* _WHAT THE TASK ASKS_: In your copy, include every line of the listing below exactly but none of the pictures.

Source data
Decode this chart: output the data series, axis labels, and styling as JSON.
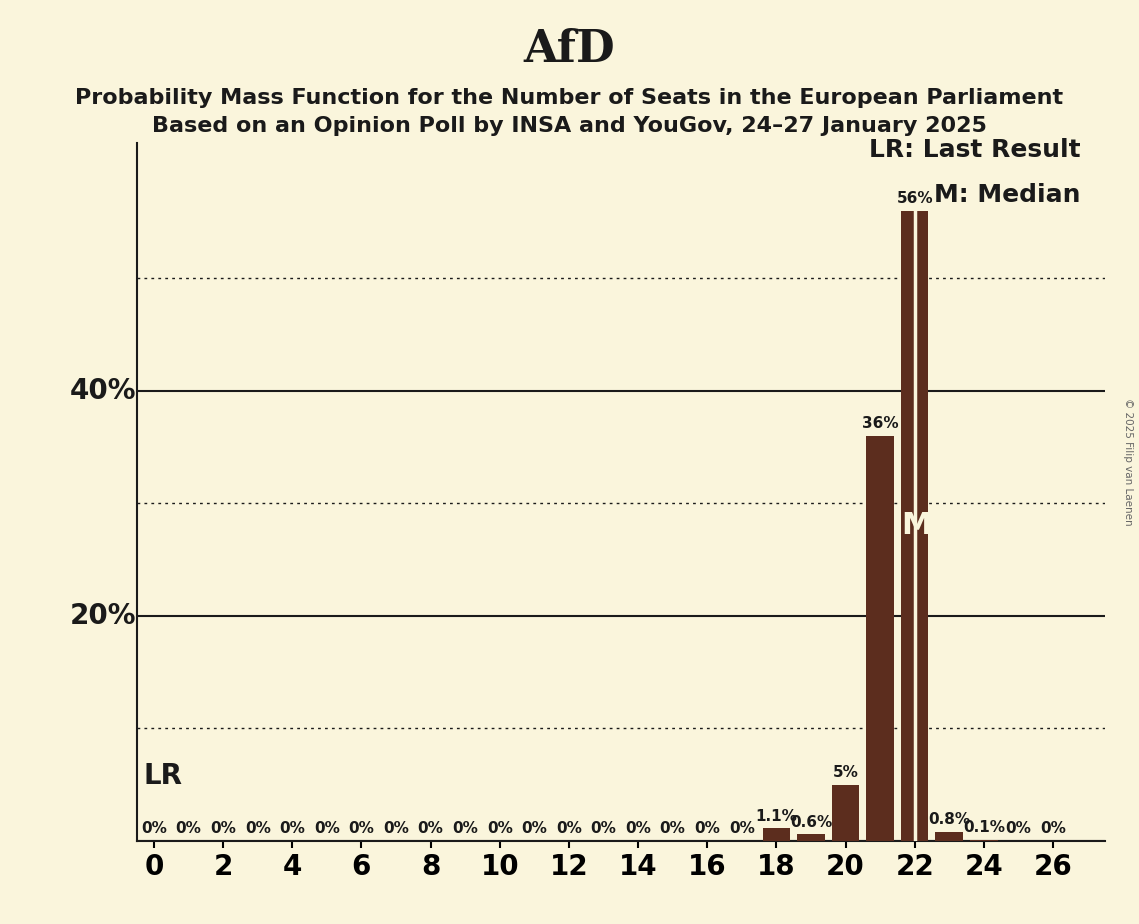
{
  "title": "AfD",
  "subtitle1": "Probability Mass Function for the Number of Seats in the European Parliament",
  "subtitle2": "Based on an Opinion Poll by INSA and YouGov, 24–27 January 2025",
  "copyright": "© 2025 Filip van Laenen",
  "background_color": "#FAF5DC",
  "bar_color": "#5C2D1E",
  "median_line_color": "#FAF5DC",
  "seats": [
    0,
    1,
    2,
    3,
    4,
    5,
    6,
    7,
    8,
    9,
    10,
    11,
    12,
    13,
    14,
    15,
    16,
    17,
    18,
    19,
    20,
    21,
    22,
    23,
    24,
    25,
    26
  ],
  "probabilities": [
    0.0,
    0.0,
    0.0,
    0.0,
    0.0,
    0.0,
    0.0,
    0.0,
    0.0,
    0.0,
    0.0,
    0.0,
    0.0,
    0.0,
    0.0,
    0.0,
    0.0,
    0.0,
    1.1,
    0.6,
    5.0,
    36.0,
    56.0,
    0.8,
    0.1,
    0.0,
    0.0
  ],
  "last_result_seat": 22,
  "median_seat": 22,
  "solid_yticks": [
    0,
    20,
    40
  ],
  "dotted_yticks": [
    10,
    30,
    50
  ],
  "xlim": [
    -0.5,
    27.5
  ],
  "ylim": [
    0,
    62
  ],
  "xticks": [
    0,
    2,
    4,
    6,
    8,
    10,
    12,
    14,
    16,
    18,
    20,
    22,
    24,
    26
  ],
  "bar_width": 0.8,
  "title_fontsize": 32,
  "subtitle_fontsize": 16,
  "tick_fontsize": 20,
  "bar_label_fontsize": 11,
  "m_annotation_fontsize": 22,
  "lr_annotation_fontsize": 20,
  "legend_fontsize": 18,
  "solid_line_color": "#1a1a1a",
  "dotted_line_color": "#1a1a1a"
}
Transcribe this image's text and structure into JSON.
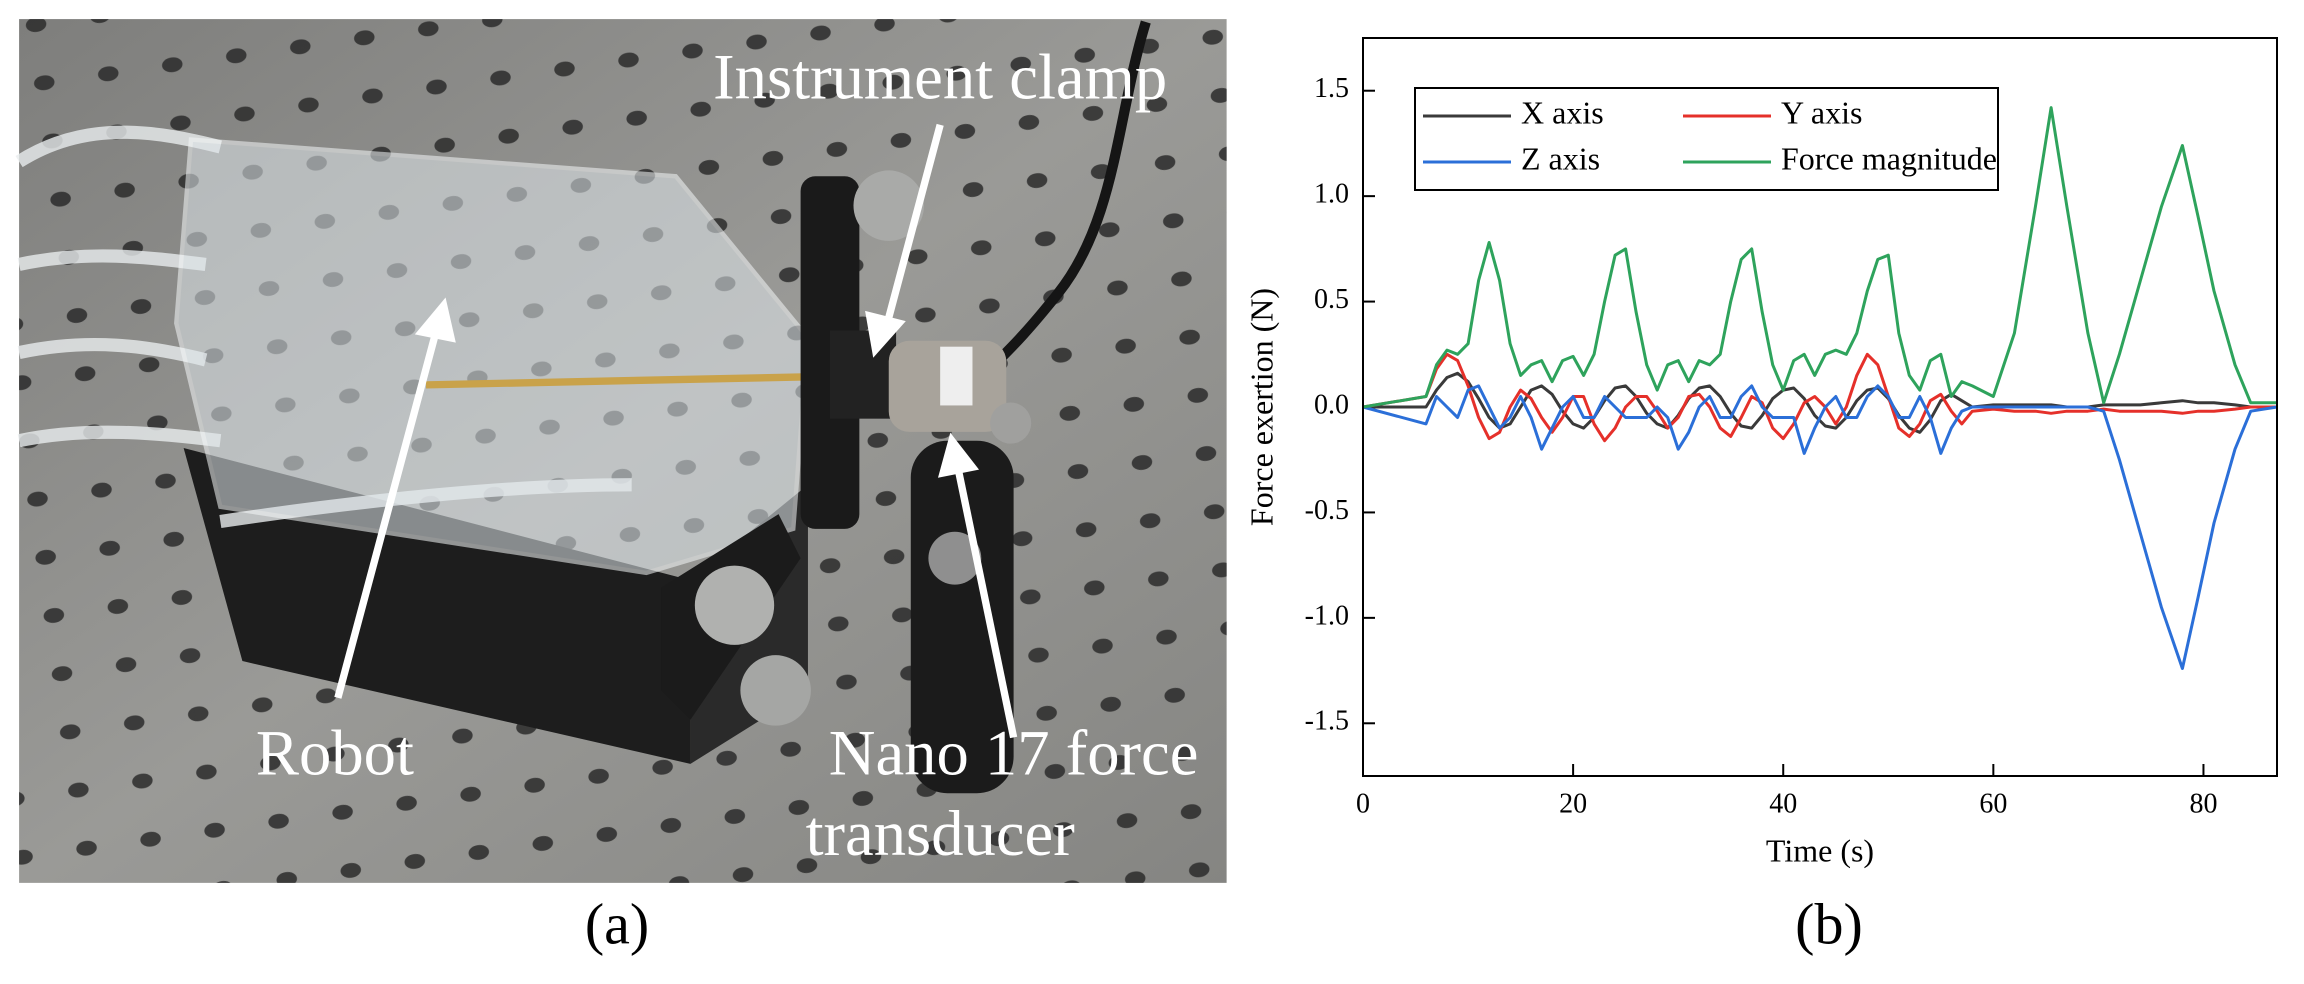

* _CORRECT OUTPUT_:
Decode this chart: output the data series, axis labels, and styling as JSON.
{
  "title": "AfD",
  "subtitle1": "Probability Mass Function for the Number of Seats in the European Parliament",
  "subtitle2": "Based on an Opinion Poll by INSA and YouGov, 24–27 January 2025",
  "copyright": "© 2025 Filip van Laenen",
  "background_color": "#FAF5DC",
  "bar_color": "#5C2D1E",
  "median_line_color": "#FAF5DC",
  "seats": [
    0,
    1,
    2,
    3,
    4,
    5,
    6,
    7,
    8,
    9,
    10,
    11,
    12,
    13,
    14,
    15,
    16,
    17,
    18,
    19,
    20,
    21,
    22,
    23,
    24,
    25,
    26
  ],
  "probabilities": [
    0.0,
    0.0,
    0.0,
    0.0,
    0.0,
    0.0,
    0.0,
    0.0,
    0.0,
    0.0,
    0.0,
    0.0,
    0.0,
    0.0,
    0.0,
    0.0,
    0.0,
    0.0,
    1.1,
    0.6,
    5.0,
    36.0,
    56.0,
    0.8,
    0.1,
    0.0,
    0.0
  ],
  "last_result_seat": 22,
  "median_seat": 22,
  "solid_yticks": [
    0,
    20,
    40
  ],
  "dotted_yticks": [
    10,
    30,
    50
  ],
  "xlim": [
    -0.5,
    27.5
  ],
  "ylim": [
    0,
    62
  ],
  "xticks": [
    0,
    2,
    4,
    6,
    8,
    10,
    12,
    14,
    16,
    18,
    20,
    22,
    24,
    26
  ],
  "bar_width": 0.8,
  "title_fontsize": 32,
  "subtitle_fontsize": 16,
  "tick_fontsize": 20,
  "bar_label_fontsize": 11,
  "m_annotation_fontsize": 22,
  "lr_annotation_fontsize": 20,
  "legend_fontsize": 18,
  "solid_line_color": "#1a1a1a",
  "dotted_line_color": "#1a1a1a"
}
Transcribe this image's text and structure into JSON.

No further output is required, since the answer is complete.